> **TASK OBJECTIVE**: Gather each line containing the string "parolla" from these entries.

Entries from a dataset
━━━━━━━━━━
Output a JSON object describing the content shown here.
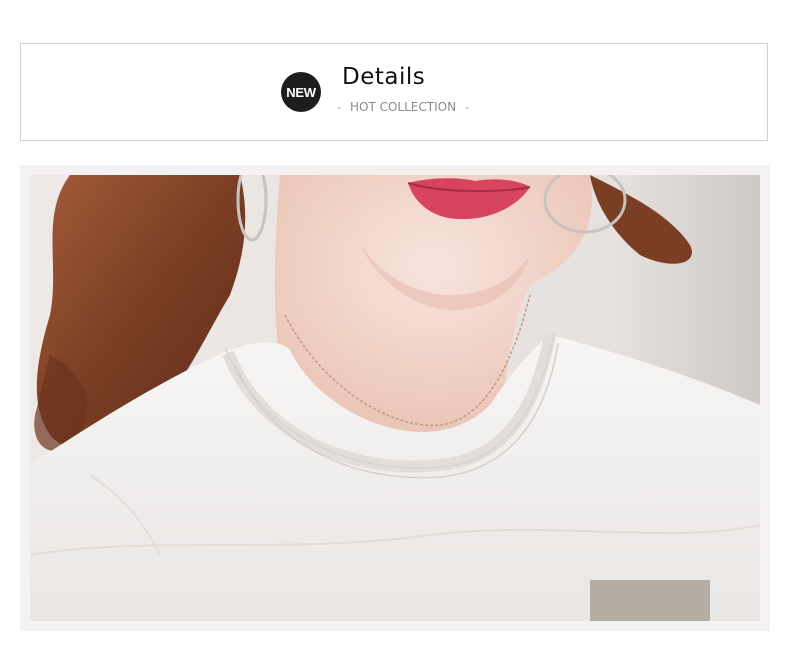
{
  "header": {
    "badge_text": "NEW",
    "title": "Details",
    "subtitle": "HOT COLLECTION",
    "subtitle_dash_left": "-",
    "subtitle_dash_right": "-"
  },
  "photo": {
    "subject": "model-neckline-closeup",
    "colors": {
      "shirt": "#f4f2f1",
      "skin": "#f3d9cf",
      "hair": "#8a4a2c",
      "lips": "#d8435e",
      "background": "#e7e2df"
    }
  }
}
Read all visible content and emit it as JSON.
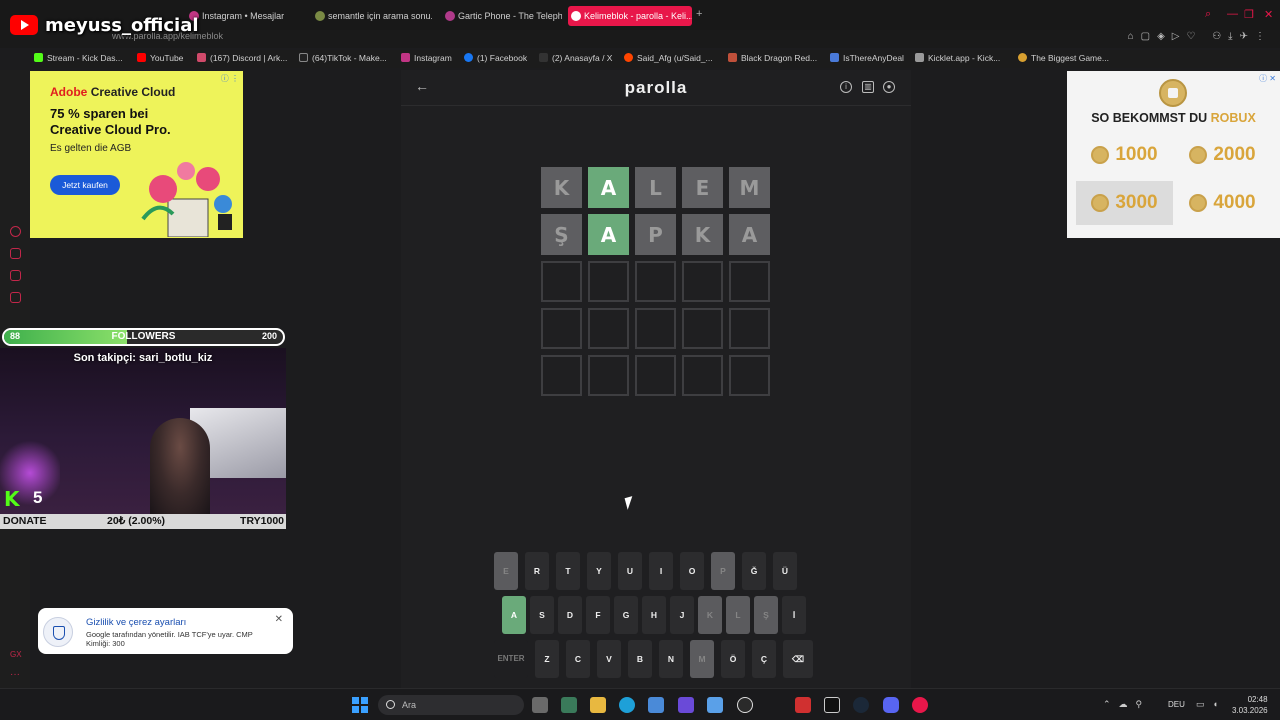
{
  "browser": {
    "tabs": [
      {
        "label": "Instagram • Mesajlar",
        "active": false
      },
      {
        "label": "semantle için arama sonu...",
        "active": false
      },
      {
        "label": "Gartic Phone - The Teleph...",
        "active": false
      },
      {
        "label": "Kelimeblok - parolla - Keli...",
        "active": true
      }
    ],
    "url": "www.parolla.app/kelimeblok",
    "bookmarks": [
      "Stream - Kick Das...",
      "YouTube",
      "(167) Discord | Ark...",
      "(64)TikTok - Make...",
      "Instagram",
      "(1) Facebook",
      "(2) Anasayfa / X",
      "Said_Afg (u/Said_...",
      "Black Dragon Red...",
      "IsThereAnyDeal",
      "Kicklet.app - Kick...",
      "The Biggest Game..."
    ]
  },
  "stream_overlay": {
    "channel": "meyuss_official",
    "followers_label": "FOLLOWERS",
    "followers_current": "88",
    "followers_goal": "200",
    "followers_fraction": 0.44,
    "last_follower": "Son takipçi: sari_botlu_kiz",
    "kick_count": "5",
    "donate_label": "DONATE",
    "donate_progress": "20₺ (2.00%)",
    "donate_goal": "TRY1000"
  },
  "ads": {
    "left": {
      "brand_a": "Adobe",
      "brand_b": "Creative Cloud",
      "headline": "75 % sparen bei Creative Cloud Pro.",
      "sub": "Es gelten die AGB",
      "cta": "Jetzt kaufen"
    },
    "right": {
      "title_a": "SO BEKOMMST DU",
      "title_b": "ROBUX",
      "amounts": [
        "1000",
        "2000",
        "3000",
        "4000"
      ]
    }
  },
  "consent": {
    "title": "Gizlilik ve çerez ayarları",
    "desc": "Google tarafından yönetilir. IAB TCF'ye uyar. CMP Kimliği: 300"
  },
  "game": {
    "title": "parolla",
    "rows": [
      [
        {
          "l": "K",
          "s": "absent"
        },
        {
          "l": "A",
          "s": "correct"
        },
        {
          "l": "L",
          "s": "absent"
        },
        {
          "l": "E",
          "s": "absent"
        },
        {
          "l": "M",
          "s": "absent"
        }
      ],
      [
        {
          "l": "Ş",
          "s": "absent"
        },
        {
          "l": "A",
          "s": "correct"
        },
        {
          "l": "P",
          "s": "absent"
        },
        {
          "l": "K",
          "s": "absent"
        },
        {
          "l": "A",
          "s": "absent"
        }
      ],
      [
        {
          "l": "",
          "s": "empty"
        },
        {
          "l": "",
          "s": "empty"
        },
        {
          "l": "",
          "s": "empty"
        },
        {
          "l": "",
          "s": "empty"
        },
        {
          "l": "",
          "s": "empty"
        }
      ],
      [
        {
          "l": "",
          "s": "empty"
        },
        {
          "l": "",
          "s": "empty"
        },
        {
          "l": "",
          "s": "empty"
        },
        {
          "l": "",
          "s": "empty"
        },
        {
          "l": "",
          "s": "empty"
        }
      ],
      [
        {
          "l": "",
          "s": "empty"
        },
        {
          "l": "",
          "s": "empty"
        },
        {
          "l": "",
          "s": "empty"
        },
        {
          "l": "",
          "s": "empty"
        },
        {
          "l": "",
          "s": "empty"
        }
      ]
    ],
    "keyboard": [
      [
        {
          "k": "E",
          "s": "absent"
        },
        {
          "k": "R"
        },
        {
          "k": "T"
        },
        {
          "k": "Y"
        },
        {
          "k": "U"
        },
        {
          "k": "I"
        },
        {
          "k": "O"
        },
        {
          "k": "P",
          "s": "absent"
        },
        {
          "k": "Ğ"
        },
        {
          "k": "Ü"
        }
      ],
      [
        {
          "k": "A",
          "s": "correct"
        },
        {
          "k": "S"
        },
        {
          "k": "D"
        },
        {
          "k": "F"
        },
        {
          "k": "G"
        },
        {
          "k": "H"
        },
        {
          "k": "J"
        },
        {
          "k": "K",
          "s": "absent"
        },
        {
          "k": "L",
          "s": "absent"
        },
        {
          "k": "Ş",
          "s": "absent"
        },
        {
          "k": "İ"
        }
      ],
      [
        {
          "k": "ENTER",
          "s": "special"
        },
        {
          "k": "Z"
        },
        {
          "k": "C"
        },
        {
          "k": "V"
        },
        {
          "k": "B"
        },
        {
          "k": "N"
        },
        {
          "k": "M",
          "s": "absent"
        },
        {
          "k": "Ö"
        },
        {
          "k": "Ç"
        },
        {
          "k": "⌫"
        }
      ]
    ]
  },
  "taskbar": {
    "search": "Ara",
    "lang": "DEU",
    "time": "02:48",
    "date": "3.03.2026"
  }
}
━━━━━━━━━━
> **WRITTEN ANSWER**:
        "label": "Kelimeblok - parolla - Keli...",
    "url": "www.parolla.app/kelimeblok",
    "title": "parolla",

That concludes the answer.